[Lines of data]
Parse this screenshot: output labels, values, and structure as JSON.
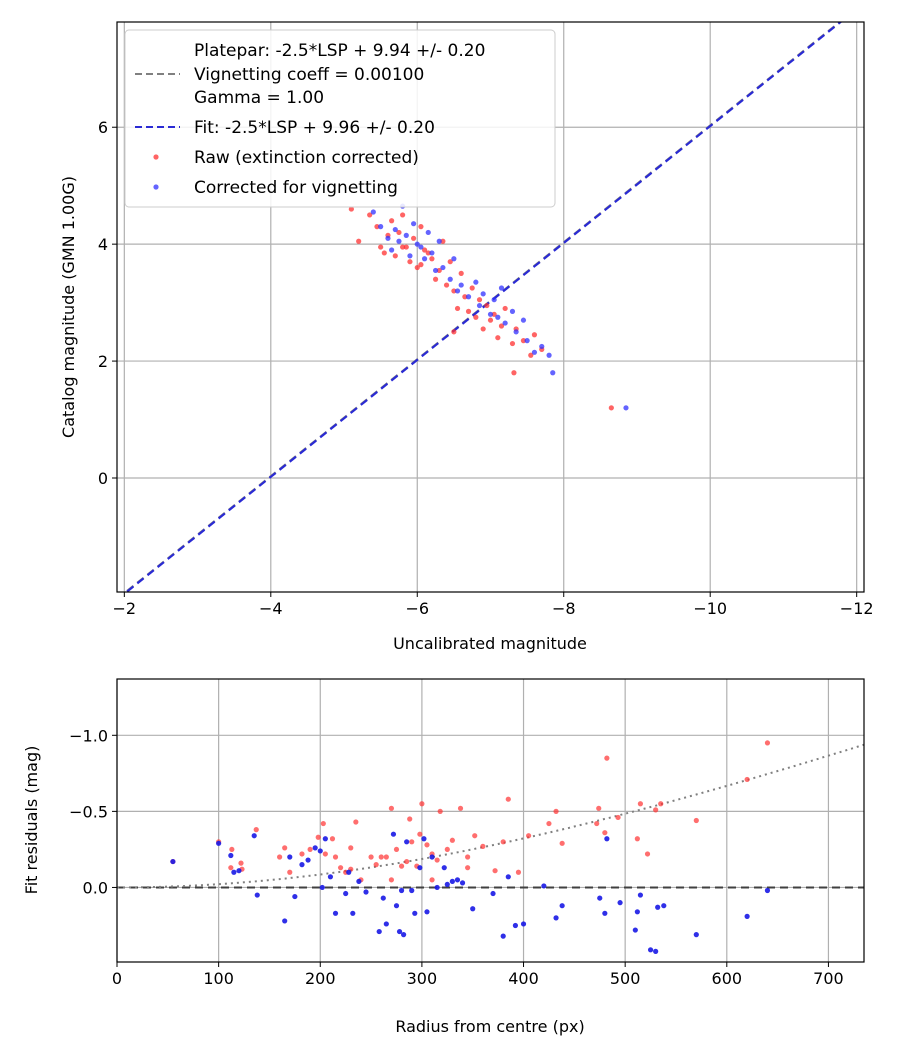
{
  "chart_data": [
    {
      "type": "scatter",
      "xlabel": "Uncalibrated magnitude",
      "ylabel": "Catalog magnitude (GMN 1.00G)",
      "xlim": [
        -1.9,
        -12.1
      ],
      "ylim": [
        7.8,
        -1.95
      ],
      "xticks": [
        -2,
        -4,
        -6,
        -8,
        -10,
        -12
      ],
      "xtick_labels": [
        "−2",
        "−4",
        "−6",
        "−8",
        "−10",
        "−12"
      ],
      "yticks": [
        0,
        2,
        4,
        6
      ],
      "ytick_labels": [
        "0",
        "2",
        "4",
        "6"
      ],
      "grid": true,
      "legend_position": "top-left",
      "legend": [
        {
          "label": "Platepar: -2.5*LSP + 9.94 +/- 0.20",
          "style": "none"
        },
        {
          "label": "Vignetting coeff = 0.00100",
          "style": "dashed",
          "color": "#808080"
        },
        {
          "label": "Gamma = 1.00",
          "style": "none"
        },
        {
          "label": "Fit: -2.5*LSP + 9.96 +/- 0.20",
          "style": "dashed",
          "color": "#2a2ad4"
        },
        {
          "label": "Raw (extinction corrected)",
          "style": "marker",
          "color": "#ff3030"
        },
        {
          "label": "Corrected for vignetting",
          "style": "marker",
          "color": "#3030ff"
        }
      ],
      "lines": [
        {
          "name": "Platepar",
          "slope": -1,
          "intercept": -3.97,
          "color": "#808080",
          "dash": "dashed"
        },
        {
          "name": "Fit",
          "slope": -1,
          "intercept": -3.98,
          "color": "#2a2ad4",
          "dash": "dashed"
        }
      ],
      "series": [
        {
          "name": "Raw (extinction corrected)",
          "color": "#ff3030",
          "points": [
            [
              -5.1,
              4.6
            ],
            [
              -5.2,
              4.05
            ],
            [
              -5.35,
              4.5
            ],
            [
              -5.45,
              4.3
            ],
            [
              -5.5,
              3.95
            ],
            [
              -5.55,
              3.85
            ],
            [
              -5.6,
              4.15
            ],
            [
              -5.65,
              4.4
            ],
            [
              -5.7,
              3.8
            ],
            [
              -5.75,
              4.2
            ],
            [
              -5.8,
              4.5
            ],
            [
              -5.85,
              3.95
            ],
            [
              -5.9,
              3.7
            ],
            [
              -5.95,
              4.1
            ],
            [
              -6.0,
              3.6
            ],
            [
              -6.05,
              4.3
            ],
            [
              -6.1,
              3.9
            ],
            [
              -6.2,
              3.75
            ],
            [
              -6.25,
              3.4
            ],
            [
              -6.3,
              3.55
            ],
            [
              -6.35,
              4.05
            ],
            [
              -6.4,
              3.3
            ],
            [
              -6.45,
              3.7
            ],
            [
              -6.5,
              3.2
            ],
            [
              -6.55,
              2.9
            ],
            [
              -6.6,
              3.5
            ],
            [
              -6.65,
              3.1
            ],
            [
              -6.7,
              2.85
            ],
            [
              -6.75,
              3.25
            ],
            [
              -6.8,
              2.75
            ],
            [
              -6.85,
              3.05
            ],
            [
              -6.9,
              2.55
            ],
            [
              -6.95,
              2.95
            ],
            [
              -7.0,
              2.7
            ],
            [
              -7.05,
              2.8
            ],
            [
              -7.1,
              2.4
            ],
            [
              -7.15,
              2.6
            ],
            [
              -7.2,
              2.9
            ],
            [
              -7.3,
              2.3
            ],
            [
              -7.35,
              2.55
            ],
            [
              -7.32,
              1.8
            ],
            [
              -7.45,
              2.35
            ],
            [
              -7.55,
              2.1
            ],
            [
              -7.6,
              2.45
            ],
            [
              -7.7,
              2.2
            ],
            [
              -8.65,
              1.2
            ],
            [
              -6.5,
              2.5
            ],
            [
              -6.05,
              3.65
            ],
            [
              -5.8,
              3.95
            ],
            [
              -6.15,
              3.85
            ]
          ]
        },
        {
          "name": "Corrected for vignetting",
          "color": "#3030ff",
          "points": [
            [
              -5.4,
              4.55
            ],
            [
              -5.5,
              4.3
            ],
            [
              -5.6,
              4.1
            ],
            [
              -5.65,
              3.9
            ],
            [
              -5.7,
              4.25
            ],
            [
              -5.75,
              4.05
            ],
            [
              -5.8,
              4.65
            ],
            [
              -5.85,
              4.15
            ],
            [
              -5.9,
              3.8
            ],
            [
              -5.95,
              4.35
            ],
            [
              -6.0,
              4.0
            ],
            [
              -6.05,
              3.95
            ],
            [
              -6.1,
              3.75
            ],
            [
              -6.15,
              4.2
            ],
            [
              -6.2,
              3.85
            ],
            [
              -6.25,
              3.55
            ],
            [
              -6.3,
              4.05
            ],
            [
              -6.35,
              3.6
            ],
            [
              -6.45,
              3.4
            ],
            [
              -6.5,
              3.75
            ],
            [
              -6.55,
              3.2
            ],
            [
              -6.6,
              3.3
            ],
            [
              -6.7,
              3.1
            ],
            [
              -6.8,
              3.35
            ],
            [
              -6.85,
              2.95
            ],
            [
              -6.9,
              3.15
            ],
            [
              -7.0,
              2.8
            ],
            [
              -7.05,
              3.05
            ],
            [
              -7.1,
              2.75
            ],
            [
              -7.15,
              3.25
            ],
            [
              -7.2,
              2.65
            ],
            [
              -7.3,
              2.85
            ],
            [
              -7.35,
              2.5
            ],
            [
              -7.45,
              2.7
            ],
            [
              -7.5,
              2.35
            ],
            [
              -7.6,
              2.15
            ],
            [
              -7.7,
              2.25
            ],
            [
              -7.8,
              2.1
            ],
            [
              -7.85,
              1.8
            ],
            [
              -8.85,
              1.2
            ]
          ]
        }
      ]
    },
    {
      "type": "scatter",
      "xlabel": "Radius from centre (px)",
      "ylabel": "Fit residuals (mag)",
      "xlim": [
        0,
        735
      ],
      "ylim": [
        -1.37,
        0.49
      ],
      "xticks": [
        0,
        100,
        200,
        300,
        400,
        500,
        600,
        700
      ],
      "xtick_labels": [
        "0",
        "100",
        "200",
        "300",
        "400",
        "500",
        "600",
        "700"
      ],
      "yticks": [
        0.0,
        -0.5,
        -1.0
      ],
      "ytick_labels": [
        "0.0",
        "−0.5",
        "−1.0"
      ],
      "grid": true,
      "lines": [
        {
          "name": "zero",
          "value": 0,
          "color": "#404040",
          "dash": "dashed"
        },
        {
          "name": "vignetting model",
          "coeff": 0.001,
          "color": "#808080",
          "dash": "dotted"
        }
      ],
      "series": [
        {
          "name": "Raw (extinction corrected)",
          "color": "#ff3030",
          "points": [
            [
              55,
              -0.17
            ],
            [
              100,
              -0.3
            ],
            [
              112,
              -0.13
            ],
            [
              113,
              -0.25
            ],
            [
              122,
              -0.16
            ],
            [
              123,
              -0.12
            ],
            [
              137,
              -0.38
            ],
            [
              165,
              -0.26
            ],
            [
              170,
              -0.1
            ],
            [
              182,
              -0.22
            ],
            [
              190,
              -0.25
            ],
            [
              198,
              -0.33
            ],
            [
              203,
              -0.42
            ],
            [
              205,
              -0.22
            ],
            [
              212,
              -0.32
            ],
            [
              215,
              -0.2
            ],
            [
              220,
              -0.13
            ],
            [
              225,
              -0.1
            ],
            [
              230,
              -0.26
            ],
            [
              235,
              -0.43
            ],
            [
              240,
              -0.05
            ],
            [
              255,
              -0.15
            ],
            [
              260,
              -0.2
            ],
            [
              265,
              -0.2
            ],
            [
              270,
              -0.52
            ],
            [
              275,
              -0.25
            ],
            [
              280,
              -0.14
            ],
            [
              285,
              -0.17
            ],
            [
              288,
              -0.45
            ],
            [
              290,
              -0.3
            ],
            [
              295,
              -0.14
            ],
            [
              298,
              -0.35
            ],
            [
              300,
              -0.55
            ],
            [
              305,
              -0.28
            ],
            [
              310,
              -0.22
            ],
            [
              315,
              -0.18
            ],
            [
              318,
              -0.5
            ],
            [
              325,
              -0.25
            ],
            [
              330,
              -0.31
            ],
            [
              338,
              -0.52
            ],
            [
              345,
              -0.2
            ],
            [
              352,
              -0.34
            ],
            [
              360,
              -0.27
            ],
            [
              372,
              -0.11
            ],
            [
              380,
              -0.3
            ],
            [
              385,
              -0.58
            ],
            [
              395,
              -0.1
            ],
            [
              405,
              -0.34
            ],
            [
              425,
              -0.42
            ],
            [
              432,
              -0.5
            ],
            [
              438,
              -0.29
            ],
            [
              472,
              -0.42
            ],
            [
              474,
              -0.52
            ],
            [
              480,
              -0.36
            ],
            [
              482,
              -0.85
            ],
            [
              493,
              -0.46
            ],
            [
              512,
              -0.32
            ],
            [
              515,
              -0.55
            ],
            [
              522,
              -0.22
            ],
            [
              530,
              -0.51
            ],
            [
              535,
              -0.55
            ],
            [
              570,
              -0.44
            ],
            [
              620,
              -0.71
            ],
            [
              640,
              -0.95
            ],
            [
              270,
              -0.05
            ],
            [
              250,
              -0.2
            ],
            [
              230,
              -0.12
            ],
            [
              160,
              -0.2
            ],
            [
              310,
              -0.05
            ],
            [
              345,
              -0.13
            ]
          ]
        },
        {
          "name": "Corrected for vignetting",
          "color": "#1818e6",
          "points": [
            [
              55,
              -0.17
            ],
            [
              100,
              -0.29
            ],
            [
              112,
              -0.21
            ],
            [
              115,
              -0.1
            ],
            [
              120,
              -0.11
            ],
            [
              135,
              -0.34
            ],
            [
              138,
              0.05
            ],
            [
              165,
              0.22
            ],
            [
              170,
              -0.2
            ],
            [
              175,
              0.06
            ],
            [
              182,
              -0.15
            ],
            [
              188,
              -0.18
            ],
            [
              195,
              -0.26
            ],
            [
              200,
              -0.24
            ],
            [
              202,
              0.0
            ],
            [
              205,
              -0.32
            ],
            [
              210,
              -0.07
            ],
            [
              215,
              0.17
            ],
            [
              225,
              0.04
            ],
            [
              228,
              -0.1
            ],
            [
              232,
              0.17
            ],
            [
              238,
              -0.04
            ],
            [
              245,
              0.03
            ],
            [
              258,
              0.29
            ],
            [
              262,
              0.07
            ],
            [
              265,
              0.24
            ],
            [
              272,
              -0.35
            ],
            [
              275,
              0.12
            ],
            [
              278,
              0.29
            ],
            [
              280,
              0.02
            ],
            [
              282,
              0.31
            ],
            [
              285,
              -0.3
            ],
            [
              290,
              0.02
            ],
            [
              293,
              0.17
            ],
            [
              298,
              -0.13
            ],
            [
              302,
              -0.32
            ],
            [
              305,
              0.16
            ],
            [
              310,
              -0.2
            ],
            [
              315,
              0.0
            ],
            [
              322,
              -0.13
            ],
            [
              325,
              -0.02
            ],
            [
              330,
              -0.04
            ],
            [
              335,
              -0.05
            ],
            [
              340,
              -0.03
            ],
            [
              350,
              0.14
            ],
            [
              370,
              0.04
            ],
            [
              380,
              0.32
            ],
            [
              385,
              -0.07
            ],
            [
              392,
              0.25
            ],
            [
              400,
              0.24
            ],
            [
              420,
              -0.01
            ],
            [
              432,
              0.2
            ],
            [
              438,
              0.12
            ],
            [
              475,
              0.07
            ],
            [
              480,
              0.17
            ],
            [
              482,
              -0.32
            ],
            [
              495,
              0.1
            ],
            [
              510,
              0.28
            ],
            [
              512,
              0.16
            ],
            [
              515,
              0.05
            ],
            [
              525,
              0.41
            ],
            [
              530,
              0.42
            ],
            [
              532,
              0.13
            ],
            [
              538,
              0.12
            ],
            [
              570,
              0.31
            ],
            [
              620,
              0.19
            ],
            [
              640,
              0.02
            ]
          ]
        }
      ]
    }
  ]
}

#### What you have to do
Determine how many lines in the listing above hold the word "color", answering with the number only.

#### Response
12